## start

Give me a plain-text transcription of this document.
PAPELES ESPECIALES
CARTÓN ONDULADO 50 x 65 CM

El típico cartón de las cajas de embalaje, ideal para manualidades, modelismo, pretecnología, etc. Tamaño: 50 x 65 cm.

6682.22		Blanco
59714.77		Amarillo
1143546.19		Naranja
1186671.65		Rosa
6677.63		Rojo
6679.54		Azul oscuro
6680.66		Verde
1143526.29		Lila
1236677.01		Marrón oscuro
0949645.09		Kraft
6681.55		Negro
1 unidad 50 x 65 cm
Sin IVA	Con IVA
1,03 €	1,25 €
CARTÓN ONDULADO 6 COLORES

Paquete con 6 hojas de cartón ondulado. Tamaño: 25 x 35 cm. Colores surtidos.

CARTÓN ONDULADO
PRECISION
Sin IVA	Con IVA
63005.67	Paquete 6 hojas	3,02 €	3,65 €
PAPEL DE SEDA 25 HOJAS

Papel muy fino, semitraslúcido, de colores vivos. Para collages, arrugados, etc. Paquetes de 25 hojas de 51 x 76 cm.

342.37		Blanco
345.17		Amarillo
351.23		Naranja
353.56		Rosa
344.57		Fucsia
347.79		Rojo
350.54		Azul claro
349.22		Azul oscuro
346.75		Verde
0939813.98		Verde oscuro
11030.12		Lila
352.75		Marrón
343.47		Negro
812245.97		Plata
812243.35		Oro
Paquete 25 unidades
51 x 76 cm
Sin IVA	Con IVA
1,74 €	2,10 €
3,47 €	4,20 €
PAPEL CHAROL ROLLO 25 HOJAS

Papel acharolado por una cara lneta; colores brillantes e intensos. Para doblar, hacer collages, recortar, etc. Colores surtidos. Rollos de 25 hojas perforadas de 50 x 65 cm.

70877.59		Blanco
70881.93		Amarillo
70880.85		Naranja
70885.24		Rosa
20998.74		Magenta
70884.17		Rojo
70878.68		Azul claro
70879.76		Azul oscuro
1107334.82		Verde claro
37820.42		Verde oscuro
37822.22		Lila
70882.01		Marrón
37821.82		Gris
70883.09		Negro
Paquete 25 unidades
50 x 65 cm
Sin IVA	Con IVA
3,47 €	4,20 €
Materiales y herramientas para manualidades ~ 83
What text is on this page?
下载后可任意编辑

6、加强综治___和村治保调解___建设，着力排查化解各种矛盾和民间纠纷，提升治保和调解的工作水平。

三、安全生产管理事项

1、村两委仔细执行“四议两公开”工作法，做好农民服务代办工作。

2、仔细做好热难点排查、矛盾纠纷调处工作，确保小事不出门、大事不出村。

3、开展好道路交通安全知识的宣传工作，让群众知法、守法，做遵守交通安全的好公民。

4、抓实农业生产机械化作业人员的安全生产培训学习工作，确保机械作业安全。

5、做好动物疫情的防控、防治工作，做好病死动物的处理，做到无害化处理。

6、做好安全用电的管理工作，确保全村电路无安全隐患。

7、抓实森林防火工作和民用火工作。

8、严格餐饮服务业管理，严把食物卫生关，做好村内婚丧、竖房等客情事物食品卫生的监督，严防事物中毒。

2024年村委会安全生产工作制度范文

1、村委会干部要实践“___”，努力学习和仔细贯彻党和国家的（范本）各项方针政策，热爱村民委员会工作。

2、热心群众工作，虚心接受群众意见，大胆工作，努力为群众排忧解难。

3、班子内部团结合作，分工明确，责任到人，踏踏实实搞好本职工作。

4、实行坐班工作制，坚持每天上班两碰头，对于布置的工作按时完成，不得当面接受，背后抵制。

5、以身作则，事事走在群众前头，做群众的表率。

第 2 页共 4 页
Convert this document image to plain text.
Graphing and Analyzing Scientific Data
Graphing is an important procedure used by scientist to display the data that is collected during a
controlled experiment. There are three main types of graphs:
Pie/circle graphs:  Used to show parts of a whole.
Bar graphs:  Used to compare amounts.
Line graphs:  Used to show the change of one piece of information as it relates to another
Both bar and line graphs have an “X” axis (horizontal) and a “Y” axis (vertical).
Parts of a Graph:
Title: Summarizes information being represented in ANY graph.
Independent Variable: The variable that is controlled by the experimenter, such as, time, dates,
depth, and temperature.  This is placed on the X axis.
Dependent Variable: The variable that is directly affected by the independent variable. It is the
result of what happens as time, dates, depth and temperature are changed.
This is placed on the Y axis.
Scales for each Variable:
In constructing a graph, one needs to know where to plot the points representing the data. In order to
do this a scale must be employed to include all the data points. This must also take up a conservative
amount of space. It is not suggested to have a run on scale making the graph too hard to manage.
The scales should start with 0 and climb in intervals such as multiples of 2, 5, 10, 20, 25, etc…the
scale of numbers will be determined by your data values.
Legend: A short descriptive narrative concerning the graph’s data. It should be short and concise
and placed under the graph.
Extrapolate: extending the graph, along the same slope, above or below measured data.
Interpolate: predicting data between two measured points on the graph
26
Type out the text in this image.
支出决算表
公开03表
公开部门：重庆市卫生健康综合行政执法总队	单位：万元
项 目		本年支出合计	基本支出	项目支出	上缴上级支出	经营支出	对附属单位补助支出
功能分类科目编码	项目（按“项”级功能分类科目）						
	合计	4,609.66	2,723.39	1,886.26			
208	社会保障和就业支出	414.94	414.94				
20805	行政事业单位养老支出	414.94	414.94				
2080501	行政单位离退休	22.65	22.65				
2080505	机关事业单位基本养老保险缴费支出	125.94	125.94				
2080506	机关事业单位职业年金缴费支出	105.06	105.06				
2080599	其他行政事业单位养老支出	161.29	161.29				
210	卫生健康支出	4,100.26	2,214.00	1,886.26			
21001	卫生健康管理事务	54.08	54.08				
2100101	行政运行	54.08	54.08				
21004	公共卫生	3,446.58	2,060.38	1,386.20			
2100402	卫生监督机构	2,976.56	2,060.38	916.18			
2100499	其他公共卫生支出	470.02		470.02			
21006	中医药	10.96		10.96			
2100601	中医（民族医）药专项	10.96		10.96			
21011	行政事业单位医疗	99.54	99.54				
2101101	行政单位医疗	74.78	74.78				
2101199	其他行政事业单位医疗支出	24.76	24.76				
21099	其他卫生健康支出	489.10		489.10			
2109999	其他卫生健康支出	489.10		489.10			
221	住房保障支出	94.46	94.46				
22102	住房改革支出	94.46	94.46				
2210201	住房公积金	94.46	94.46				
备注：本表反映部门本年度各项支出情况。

## end

=== Exercise ===
Repeat all the records. Match each line exactly.

=== Solution for this problem ===
Give me a plain-text transcription of this document.
PAPELES ESPECIALES
CARTÓN ONDULADO 50 x 65 CM

El típico cartón de las cajas de embalaje, ideal para manualidades, modelismo, pretecnología, etc. Tamaño: 50 x 65 cm.

6682.22		Blanco
59714.77		Amarillo
1143546.19		Naranja
1186671.65		Rosa
6677.63		Rojo
6679.54		Azul oscuro
6680.66		Verde
1143526.29		Lila
1236677.01		Marrón oscuro
0949645.09		Kraft
6681.55		Negro
1 unidad 50 x 65 cm
Sin IVA	Con IVA
1,03 €	1,25 €
CARTÓN ONDULADO 6 COLORES

Paquete con 6 hojas de cartón ondulado. Tamaño: 25 x 35 cm. Colores surtidos.

CARTÓN ONDULADO
PRECISION
Sin IVA	Con IVA
63005.67	Paquete 6 hojas	3,02 €	3,65 €
PAPEL DE SEDA 25 HOJAS

Papel muy fino, semitraslúcido, de colores vivos. Para collages, arrugados, etc. Paquetes de 25 hojas de 51 x 76 cm.

342.37		Blanco
345.17		Amarillo
351.23		Naranja
353.56		Rosa
344.57		Fucsia
347.79		Rojo
350.54		Azul claro
349.22		Azul oscuro
346.75		Verde
0939813.98		Verde oscuro
11030.12		Lila
352.75		Marrón
343.47		Negro
812245.97		Plata
812243.35		Oro
Paquete 25 unidades
51 x 76 cm
Sin IVA	Con IVA
1,74 €	2,10 €
3,47 €	4,20 €
PAPEL CHAROL ROLLO 25 HOJAS

Papel acharolado por una cara lneta; colores brillantes e intensos. Para doblar, hacer collages, recortar, etc. Colores surtidos. Rollos de 25 hojas perforadas de 50 x 65 cm.

70877.59		Blanco
70881.93		Amarillo
70880.85		Naranja
70885.24		Rosa
20998.74		Magenta
70884.17		Rojo
70878.68		Azul claro
70879.76		Azul oscuro
1107334.82		Verde claro
37820.42		Verde oscuro
37822.22		Lila
70882.01		Marrón
37821.82		Gris
70883.09		Negro
Paquete 25 unidades
50 x 65 cm
Sin IVA	Con IVA
3,47 €	4,20 €
Materiales y herramientas para manualidades ~ 83
What text is on this page?
下载后可任意编辑

6、加强综治___和村治保调解___建设，着力排查化解各种矛盾和民间纠纷，提升治保和调解的工作水平。

三、安全生产管理事项

1、村两委仔细执行“四议两公开”工作法，做好农民服务代办工作。

2、仔细做好热难点排查、矛盾纠纷调处工作，确保小事不出门、大事不出村。

3、开展好道路交通安全知识的宣传工作，让群众知法、守法，做遵守交通安全的好公民。

4、抓实农业生产机械化作业人员的安全生产培训学习工作，确保机械作业安全。

5、做好动物疫情的防控、防治工作，做好病死动物的处理，做到无害化处理。

6、做好安全用电的管理工作，确保全村电路无安全隐患。

7、抓实森林防火工作和民用火工作。

8、严格餐饮服务业管理，严把食物卫生关，做好村内婚丧、竖房等客情事物食品卫生的监督，严防事物中毒。

2024年村委会安全生产工作制度范文

1、村委会干部要实践“___”，努力学习和仔细贯彻党和国家的（范本）各项方针政策，热爱村民委员会工作。

2、热心群众工作，虚心接受群众意见，大胆工作，努力为群众排忧解难。

3、班子内部团结合作，分工明确，责任到人，踏踏实实搞好本职工作。

4、实行坐班工作制，坚持每天上班两碰头，对于布置的工作按时完成，不得当面接受，背后抵制。

5、以身作则，事事走在群众前头，做群众的表率。

第 2 页共 4 页
Convert this document image to plain text.
Graphing and Analyzing Scientific Data
Graphing is an important procedure used by scientist to display the data that is collected during a
controlled experiment. There are three main types of graphs:
Pie/circle graphs:  Used to show parts of a whole.
Bar graphs:  Used to compare amounts.
Line graphs:  Used to show the change of one piece of information as it relates to another
Both bar and line graphs have an “X” axis (horizontal) and a “Y” axis (vertical).
Parts of a Graph:
Title: Summarizes information being represented in ANY graph.
Independent Variable: The variable that is controlled by the experimenter, such as, time, dates,
depth, and temperature.  This is placed on the X axis.
Dependent Variable: The variable that is directly affected by the independent variable. It is the
result of what happens as time, dates, depth and temperature are changed.
This is placed on the Y axis.
Scales for each Variable:
In constructing a graph, one needs to know where to plot the points representing the data. In order to
do this a scale must be employed to include all the data points. This must also take up a conservative
amount of space. It is not suggested to have a run on scale making the graph too hard to manage.
The scales should start with 0 and climb in intervals such as multiples of 2, 5, 10, 20, 25, etc…the
scale of numbers will be determined by your data values.
Legend: A short descriptive narrative concerning the graph’s data. It should be short and concise
and placed under the graph.
Extrapolate: extending the graph, along the same slope, above or below measured data.
Interpolate: predicting data between two measured points on the graph
26
Type out the text in this image.
支出决算表
公开03表
公开部门：重庆市卫生健康综合行政执法总队	单位：万元
项 目		本年支出合计	基本支出	项目支出	上缴上级支出	经营支出	对附属单位补助支出
功能分类科目编码	项目（按“项”级功能分类科目）						
	合计	4,609.66	2,723.39	1,886.26			
208	社会保障和就业支出	414.94	414.94				
20805	行政事业单位养老支出	414.94	414.94				
2080501	行政单位离退休	22.65	22.65				
2080505	机关事业单位基本养老保险缴费支出	125.94	125.94				
2080506	机关事业单位职业年金缴费支出	105.06	105.06				
2080599	其他行政事业单位养老支出	161.29	161.29				
210	卫生健康支出	4,100.26	2,214.00	1,886.26			
21001	卫生健康管理事务	54.08	54.08				
2100101	行政运行	54.08	54.08				
21004	公共卫生	3,446.58	2,060.38	1,386.20			
2100402	卫生监督机构	2,976.56	2,060.38	916.18			
2100499	其他公共卫生支出	470.02		470.02			
21006	中医药	10.96		10.96			
2100601	中医（民族医）药专项	10.96		10.96			
21011	行政事业单位医疗	99.54	99.54				
2101101	行政单位医疗	74.78	74.78				
2101199	其他行政事业单位医疗支出	24.76	24.76				
21099	其他卫生健康支出	489.10		489.10			
2109999	其他卫生健康支出	489.10		489.10			
221	住房保障支出	94.46	94.46				
22102	住房改革支出	94.46	94.46				
2210201	住房公积金	94.46	94.46				
备注：本表反映部门本年度各项支出情况。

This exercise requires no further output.